[Records]
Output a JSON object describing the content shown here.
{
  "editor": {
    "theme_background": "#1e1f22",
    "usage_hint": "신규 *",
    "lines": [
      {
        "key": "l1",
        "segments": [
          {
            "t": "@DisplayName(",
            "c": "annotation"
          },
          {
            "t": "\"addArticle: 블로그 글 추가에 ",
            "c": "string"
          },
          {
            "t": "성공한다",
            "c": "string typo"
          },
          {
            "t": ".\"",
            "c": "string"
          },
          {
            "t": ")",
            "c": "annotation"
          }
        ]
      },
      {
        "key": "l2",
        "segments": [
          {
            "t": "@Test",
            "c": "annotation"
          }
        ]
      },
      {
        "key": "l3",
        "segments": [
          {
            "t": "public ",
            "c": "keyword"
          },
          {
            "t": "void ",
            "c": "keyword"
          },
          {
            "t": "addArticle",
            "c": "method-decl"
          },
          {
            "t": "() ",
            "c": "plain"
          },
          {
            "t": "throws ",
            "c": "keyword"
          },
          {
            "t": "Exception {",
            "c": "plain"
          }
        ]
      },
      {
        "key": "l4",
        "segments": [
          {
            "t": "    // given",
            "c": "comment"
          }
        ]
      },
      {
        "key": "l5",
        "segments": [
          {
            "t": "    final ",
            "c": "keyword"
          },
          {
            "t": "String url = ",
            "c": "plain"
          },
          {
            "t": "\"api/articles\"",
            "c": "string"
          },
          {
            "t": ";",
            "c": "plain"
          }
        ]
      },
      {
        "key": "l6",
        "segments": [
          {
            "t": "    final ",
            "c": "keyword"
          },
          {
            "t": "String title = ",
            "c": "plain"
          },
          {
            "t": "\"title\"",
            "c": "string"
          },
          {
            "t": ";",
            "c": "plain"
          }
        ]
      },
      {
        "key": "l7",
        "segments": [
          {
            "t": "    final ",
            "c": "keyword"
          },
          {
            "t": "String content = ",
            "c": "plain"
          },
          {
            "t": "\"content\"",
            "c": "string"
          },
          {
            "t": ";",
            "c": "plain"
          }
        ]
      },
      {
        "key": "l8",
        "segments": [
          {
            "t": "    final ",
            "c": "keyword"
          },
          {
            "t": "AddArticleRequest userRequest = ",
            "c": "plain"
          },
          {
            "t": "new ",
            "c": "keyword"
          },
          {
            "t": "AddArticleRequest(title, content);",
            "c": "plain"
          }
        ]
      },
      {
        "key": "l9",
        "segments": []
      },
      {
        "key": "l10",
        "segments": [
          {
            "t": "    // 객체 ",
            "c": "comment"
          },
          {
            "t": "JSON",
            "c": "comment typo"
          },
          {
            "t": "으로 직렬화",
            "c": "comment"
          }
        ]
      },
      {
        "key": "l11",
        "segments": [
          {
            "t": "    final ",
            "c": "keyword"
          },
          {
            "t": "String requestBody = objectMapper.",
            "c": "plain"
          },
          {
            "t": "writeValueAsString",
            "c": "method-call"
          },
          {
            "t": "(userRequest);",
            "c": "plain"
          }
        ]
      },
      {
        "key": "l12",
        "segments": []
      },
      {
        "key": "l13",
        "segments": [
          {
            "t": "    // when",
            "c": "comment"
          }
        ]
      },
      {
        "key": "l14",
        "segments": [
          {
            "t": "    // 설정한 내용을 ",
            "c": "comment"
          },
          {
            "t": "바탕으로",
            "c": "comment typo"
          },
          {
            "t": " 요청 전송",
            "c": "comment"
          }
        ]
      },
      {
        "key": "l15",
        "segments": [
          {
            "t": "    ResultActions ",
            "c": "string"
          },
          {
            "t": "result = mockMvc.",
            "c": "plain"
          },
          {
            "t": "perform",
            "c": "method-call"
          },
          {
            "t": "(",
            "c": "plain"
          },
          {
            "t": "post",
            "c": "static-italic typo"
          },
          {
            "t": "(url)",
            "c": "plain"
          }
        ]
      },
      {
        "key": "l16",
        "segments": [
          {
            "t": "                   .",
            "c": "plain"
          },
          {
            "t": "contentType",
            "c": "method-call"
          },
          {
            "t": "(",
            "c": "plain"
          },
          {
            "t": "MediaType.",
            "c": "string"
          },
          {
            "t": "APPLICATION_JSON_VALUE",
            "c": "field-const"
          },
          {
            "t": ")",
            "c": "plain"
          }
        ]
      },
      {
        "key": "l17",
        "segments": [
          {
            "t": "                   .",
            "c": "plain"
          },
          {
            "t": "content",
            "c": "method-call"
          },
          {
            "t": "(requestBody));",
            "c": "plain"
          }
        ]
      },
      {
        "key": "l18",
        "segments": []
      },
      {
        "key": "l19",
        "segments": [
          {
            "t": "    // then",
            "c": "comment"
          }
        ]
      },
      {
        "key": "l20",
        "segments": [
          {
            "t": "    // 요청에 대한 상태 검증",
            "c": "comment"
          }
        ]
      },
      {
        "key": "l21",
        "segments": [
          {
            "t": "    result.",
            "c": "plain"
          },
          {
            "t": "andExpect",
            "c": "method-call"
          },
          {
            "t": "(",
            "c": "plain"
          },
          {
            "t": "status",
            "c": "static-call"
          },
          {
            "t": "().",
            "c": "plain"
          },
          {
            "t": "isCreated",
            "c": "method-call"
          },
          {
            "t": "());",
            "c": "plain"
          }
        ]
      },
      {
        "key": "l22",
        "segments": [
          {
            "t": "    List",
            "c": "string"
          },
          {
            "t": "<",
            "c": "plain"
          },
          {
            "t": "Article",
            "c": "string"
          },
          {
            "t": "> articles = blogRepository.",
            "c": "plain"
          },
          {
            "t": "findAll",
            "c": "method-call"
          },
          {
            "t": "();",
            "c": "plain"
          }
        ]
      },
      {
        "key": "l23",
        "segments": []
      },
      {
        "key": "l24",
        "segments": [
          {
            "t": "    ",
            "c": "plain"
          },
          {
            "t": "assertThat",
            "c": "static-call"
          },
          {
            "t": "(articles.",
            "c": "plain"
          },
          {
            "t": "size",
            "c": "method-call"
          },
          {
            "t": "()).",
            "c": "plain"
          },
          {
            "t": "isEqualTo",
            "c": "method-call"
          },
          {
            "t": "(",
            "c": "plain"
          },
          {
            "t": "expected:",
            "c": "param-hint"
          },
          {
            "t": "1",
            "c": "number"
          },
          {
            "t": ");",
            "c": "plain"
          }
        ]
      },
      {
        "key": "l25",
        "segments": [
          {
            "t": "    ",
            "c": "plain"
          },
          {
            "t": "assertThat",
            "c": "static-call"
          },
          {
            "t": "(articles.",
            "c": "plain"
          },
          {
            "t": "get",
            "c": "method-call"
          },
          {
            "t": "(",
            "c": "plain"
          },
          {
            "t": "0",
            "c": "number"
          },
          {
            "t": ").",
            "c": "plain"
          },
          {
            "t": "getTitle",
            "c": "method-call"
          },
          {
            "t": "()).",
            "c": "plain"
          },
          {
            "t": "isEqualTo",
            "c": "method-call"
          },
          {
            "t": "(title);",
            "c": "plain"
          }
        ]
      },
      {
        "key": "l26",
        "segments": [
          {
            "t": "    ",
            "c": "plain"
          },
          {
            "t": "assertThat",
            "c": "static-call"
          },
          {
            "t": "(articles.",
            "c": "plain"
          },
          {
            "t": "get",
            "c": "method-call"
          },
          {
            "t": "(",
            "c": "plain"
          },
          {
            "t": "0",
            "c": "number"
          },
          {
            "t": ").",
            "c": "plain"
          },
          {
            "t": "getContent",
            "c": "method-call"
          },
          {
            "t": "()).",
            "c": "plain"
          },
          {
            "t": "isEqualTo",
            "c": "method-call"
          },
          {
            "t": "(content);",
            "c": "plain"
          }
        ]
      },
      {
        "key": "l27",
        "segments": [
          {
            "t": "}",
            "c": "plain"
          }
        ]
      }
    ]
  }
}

» Required task
Check each line of the material above for "AddArticleRequest" and say how many lines contain it, giving the number alone.

» The result
2